Where a line of the listing below includes the word "them", reproduce that line.

Records from a data collection:
◆ ◆ ◆
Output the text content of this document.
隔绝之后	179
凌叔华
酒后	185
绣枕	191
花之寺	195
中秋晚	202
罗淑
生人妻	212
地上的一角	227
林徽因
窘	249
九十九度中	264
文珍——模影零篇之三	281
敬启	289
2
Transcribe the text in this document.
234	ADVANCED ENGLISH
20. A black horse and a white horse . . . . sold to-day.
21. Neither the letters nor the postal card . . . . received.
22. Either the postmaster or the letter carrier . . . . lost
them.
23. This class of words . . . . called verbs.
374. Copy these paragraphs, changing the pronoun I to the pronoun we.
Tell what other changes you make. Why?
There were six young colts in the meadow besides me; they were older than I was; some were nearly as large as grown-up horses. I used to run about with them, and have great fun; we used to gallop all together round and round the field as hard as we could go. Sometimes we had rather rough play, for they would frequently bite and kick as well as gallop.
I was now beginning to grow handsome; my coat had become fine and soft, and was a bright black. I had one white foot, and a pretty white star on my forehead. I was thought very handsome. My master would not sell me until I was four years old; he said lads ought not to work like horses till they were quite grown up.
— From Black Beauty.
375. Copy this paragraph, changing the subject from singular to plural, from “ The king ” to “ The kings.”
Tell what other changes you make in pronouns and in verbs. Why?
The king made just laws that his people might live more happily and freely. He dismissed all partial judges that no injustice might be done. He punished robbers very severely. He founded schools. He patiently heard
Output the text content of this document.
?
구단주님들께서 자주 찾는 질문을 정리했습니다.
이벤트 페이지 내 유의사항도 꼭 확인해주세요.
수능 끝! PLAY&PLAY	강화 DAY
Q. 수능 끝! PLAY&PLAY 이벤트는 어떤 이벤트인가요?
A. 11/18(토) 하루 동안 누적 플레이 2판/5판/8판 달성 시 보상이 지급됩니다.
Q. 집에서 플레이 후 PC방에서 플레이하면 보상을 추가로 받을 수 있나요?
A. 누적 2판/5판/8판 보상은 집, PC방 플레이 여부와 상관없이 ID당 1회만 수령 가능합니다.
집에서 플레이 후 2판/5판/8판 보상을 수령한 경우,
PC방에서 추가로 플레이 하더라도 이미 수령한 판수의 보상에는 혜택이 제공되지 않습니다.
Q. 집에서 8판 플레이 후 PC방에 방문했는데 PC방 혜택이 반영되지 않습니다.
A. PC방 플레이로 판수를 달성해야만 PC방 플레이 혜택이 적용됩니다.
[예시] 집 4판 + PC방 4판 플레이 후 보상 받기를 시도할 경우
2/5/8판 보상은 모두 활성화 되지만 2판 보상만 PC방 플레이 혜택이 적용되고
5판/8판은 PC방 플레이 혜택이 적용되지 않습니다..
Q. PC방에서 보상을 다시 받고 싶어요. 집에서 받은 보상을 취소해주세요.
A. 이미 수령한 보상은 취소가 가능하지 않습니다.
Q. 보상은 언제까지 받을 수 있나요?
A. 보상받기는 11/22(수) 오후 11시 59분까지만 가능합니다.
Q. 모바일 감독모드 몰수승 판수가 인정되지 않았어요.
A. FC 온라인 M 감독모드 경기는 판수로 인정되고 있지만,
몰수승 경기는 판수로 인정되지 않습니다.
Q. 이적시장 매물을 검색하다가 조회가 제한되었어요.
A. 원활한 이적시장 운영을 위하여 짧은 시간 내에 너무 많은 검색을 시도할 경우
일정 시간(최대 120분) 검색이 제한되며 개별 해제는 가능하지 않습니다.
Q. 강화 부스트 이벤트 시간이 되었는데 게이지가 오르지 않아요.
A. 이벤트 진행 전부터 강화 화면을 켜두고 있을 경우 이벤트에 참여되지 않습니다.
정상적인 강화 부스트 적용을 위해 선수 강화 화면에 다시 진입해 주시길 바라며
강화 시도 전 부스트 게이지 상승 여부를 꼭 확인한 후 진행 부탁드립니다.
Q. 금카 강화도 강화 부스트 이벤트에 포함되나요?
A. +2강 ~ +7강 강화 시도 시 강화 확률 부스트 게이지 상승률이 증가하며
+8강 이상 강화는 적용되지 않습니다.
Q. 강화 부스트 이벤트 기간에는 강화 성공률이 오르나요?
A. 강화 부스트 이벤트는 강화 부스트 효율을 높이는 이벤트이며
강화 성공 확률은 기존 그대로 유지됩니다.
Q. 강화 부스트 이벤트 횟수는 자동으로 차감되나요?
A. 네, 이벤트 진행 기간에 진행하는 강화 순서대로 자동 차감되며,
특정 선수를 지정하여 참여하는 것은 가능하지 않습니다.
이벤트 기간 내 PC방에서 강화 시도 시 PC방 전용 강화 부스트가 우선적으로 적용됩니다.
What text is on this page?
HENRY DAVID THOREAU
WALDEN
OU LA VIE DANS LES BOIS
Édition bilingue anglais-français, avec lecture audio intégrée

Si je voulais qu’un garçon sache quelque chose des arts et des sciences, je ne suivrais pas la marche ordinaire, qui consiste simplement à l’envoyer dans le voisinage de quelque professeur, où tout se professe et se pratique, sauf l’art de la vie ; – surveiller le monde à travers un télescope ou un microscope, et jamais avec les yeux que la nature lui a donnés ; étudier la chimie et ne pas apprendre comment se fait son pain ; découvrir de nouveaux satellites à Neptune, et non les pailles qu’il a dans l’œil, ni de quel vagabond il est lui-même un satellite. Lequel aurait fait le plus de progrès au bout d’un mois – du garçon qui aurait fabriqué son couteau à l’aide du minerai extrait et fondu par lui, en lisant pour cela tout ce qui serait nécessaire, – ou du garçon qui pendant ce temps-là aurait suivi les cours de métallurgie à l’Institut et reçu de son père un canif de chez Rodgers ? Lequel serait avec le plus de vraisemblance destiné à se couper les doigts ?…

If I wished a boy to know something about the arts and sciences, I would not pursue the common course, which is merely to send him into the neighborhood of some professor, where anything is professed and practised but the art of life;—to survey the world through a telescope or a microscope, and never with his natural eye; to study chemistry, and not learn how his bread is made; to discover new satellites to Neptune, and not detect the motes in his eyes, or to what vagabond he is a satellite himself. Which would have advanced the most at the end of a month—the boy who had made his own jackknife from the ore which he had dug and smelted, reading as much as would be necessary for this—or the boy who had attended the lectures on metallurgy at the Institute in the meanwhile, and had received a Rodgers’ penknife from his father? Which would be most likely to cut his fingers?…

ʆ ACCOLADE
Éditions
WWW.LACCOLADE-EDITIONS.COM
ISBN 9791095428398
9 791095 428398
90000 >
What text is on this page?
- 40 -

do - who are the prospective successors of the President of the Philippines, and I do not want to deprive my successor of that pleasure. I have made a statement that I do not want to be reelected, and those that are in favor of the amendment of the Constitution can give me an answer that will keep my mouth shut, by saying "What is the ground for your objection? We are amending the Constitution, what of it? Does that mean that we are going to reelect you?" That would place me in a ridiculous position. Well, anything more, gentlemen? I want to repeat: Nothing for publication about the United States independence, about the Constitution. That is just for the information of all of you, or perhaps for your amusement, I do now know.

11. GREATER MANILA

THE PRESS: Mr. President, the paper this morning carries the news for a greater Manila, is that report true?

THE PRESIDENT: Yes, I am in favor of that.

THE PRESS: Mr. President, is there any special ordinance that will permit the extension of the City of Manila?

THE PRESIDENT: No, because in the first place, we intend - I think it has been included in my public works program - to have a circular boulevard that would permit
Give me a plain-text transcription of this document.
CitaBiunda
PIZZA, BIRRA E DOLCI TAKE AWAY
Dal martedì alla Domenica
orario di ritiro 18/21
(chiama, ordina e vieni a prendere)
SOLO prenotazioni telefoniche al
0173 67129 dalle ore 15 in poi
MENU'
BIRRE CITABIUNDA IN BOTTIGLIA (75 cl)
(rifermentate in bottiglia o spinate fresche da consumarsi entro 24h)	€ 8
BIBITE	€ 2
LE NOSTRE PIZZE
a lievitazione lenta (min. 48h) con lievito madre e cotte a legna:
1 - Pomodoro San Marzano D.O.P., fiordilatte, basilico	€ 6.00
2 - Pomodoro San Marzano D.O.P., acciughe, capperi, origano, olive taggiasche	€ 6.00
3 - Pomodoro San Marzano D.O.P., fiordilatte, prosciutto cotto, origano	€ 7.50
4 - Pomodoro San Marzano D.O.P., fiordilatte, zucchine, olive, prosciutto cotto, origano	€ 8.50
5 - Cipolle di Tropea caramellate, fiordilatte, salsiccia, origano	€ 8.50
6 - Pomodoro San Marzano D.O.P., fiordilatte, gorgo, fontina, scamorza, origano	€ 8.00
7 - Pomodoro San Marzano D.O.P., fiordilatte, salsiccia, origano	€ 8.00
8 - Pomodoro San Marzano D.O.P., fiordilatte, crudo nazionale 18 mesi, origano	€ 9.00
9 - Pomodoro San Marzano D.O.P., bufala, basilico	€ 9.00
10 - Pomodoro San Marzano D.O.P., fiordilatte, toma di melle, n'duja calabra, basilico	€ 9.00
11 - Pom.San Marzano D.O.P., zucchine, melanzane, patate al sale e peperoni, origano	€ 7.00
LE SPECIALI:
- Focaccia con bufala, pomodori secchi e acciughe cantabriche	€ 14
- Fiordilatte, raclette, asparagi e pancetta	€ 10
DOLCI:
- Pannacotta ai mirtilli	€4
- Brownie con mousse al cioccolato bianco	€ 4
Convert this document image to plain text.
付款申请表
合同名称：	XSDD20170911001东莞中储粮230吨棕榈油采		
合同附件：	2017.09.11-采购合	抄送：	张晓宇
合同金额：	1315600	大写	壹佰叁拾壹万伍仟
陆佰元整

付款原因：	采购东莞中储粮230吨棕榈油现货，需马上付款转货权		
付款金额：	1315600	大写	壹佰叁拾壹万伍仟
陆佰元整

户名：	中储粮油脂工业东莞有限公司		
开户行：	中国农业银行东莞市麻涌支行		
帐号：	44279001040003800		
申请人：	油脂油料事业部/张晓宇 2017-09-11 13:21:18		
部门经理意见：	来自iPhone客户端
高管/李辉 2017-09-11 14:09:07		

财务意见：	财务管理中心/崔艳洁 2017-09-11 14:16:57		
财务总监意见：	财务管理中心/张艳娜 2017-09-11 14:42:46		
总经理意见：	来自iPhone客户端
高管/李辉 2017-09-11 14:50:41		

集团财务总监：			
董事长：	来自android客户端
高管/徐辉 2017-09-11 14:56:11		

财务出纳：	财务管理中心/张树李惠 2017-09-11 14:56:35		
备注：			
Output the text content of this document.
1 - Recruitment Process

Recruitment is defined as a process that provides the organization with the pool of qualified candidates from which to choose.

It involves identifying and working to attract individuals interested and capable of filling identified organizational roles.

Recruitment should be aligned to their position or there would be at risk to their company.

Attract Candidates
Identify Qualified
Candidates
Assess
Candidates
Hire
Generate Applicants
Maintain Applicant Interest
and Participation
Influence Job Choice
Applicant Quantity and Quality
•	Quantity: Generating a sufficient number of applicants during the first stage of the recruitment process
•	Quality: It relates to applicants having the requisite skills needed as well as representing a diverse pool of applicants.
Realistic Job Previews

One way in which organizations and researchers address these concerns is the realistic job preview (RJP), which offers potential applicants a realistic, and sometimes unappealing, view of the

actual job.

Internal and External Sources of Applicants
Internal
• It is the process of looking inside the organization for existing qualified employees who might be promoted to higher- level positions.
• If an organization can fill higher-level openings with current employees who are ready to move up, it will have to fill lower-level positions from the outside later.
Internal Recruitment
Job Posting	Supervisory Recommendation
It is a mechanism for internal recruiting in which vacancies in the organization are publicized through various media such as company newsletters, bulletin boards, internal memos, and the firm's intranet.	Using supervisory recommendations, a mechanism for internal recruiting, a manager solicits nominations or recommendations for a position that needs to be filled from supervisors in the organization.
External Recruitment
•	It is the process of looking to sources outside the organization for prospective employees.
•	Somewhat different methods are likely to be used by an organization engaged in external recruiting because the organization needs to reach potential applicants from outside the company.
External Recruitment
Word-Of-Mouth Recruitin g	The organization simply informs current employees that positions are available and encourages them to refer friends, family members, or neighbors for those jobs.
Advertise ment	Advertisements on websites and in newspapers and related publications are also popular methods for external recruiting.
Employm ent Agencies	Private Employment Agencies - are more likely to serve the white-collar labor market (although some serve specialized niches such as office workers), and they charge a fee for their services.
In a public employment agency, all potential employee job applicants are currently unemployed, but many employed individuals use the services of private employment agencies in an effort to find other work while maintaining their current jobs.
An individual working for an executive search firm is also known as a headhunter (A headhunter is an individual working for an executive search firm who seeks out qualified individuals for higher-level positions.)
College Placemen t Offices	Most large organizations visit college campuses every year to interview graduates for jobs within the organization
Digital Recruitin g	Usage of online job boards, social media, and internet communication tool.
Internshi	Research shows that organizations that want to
◆ ◆ ◆
§ **ANSWER TO THE PROBLEM**
them.
There were six young colts in the meadow besides me; they were older than I was; some were nearly as large as grown-up horses. I used to run about with them, and have great fun; we used to gallop all together round and round the field as hard as we could go. Sometimes we had rather rough play, for they would frequently bite and kick as well as gallop.
Word-Of-Mouth Recruitin g	The organization simply informs current employees that positions are available and encourages them to refer friends, family members, or neighbors for those jobs.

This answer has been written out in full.